__SHORT PROBLEM__
Return each line of the listing below that contains the string "element", treating uppercase and lowercase as different.
======== MATERIAL SUPPLIED
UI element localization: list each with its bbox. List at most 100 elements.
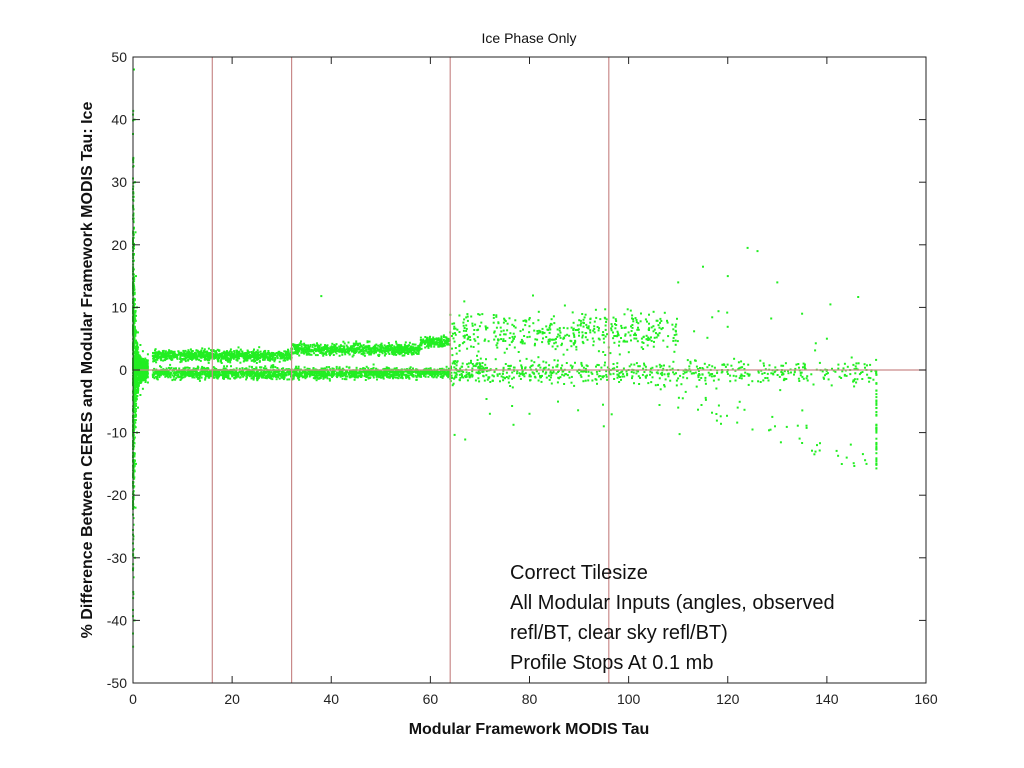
data-point	[434, 338, 437, 341]
data-point	[176, 354, 179, 356]
data-point	[423, 374, 425, 377]
data-point	[134, 426, 137, 429]
data-point	[274, 374, 276, 377]
data-point	[133, 347, 136, 350]
data-point	[392, 375, 395, 378]
data-point	[244, 357, 247, 360]
data-point	[303, 342, 306, 345]
data-point	[339, 350, 342, 353]
data-point	[299, 342, 302, 344]
data-point	[300, 345, 303, 348]
data-point	[177, 350, 180, 353]
data-point	[602, 425, 605, 428]
data-point	[335, 343, 338, 346]
data-point	[279, 374, 282, 377]
data-point	[188, 350, 191, 353]
data-point	[209, 357, 212, 360]
data-point	[212, 355, 215, 358]
data-point	[134, 400, 137, 402]
data-point	[192, 372, 195, 375]
data-point	[320, 295, 323, 298]
data-point	[269, 352, 272, 355]
data-point	[216, 348, 219, 351]
data-point	[378, 376, 381, 379]
data-point	[164, 351, 167, 354]
data-point	[345, 378, 348, 381]
data-point	[182, 367, 185, 370]
data-point	[309, 369, 312, 372]
data-point	[440, 335, 443, 338]
data-point	[134, 413, 137, 416]
data-point	[383, 367, 386, 370]
data-point	[180, 354, 183, 357]
data-point	[414, 343, 417, 346]
data-point	[252, 352, 255, 354]
data-point	[133, 402, 136, 405]
data-point	[173, 351, 175, 354]
data-point	[441, 372, 444, 375]
data-point	[358, 374, 361, 377]
data-point	[382, 371, 385, 374]
data-point	[226, 369, 229, 372]
data-point	[418, 373, 421, 376]
data-point	[351, 355, 354, 358]
data-point	[295, 349, 297, 352]
data-point	[296, 353, 299, 355]
data-point	[281, 376, 284, 378]
data-point	[407, 374, 410, 377]
data-point	[265, 367, 268, 370]
data-point	[139, 344, 142, 346]
data-point	[424, 341, 427, 343]
data-point	[426, 372, 429, 375]
data-point	[285, 356, 288, 359]
data-point	[265, 356, 268, 359]
data-point	[386, 370, 389, 373]
data-point	[298, 378, 301, 381]
data-point	[229, 377, 232, 380]
data-point	[225, 359, 227, 361]
data-point	[287, 373, 290, 376]
data-point	[239, 372, 242, 375]
data-point	[387, 367, 390, 370]
data-point	[132, 517, 135, 520]
data-point	[210, 349, 212, 352]
data-point	[309, 372, 312, 375]
data-point	[414, 369, 417, 372]
data-point	[303, 346, 306, 349]
data-point	[212, 374, 215, 377]
data-point	[441, 376, 444, 379]
data-point	[190, 350, 193, 353]
data-point	[331, 350, 334, 353]
data-point	[369, 376, 372, 379]
data-point	[202, 354, 205, 357]
data-point	[265, 353, 268, 356]
data-point	[405, 347, 408, 350]
data-point	[162, 372, 165, 375]
data-point	[726, 275, 729, 278]
data-point	[197, 353, 200, 356]
data-point	[184, 370, 187, 373]
data-point	[134, 298, 136, 301]
data-point	[132, 506, 135, 509]
data-point	[136, 395, 139, 397]
data-point	[227, 371, 229, 374]
data-point	[264, 365, 267, 368]
data-point	[296, 351, 299, 354]
data-point	[248, 354, 251, 356]
data-point	[258, 360, 261, 363]
data-point	[295, 374, 298, 377]
data-point	[200, 376, 203, 379]
data-point	[447, 376, 450, 379]
data-point	[295, 347, 298, 350]
data-point	[209, 374, 212, 377]
data-point	[184, 360, 187, 363]
data-point	[185, 354, 188, 357]
data-point	[137, 374, 140, 377]
data-point	[133, 327, 136, 330]
data-point	[439, 367, 441, 370]
data-point	[135, 389, 138, 392]
data-point	[214, 353, 217, 356]
data-point	[436, 372, 439, 375]
data-point	[288, 354, 291, 357]
data-point	[268, 373, 271, 376]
================
__WORKED ANSWER__
UI element localization: list each with its bbox. List at most 100 elements.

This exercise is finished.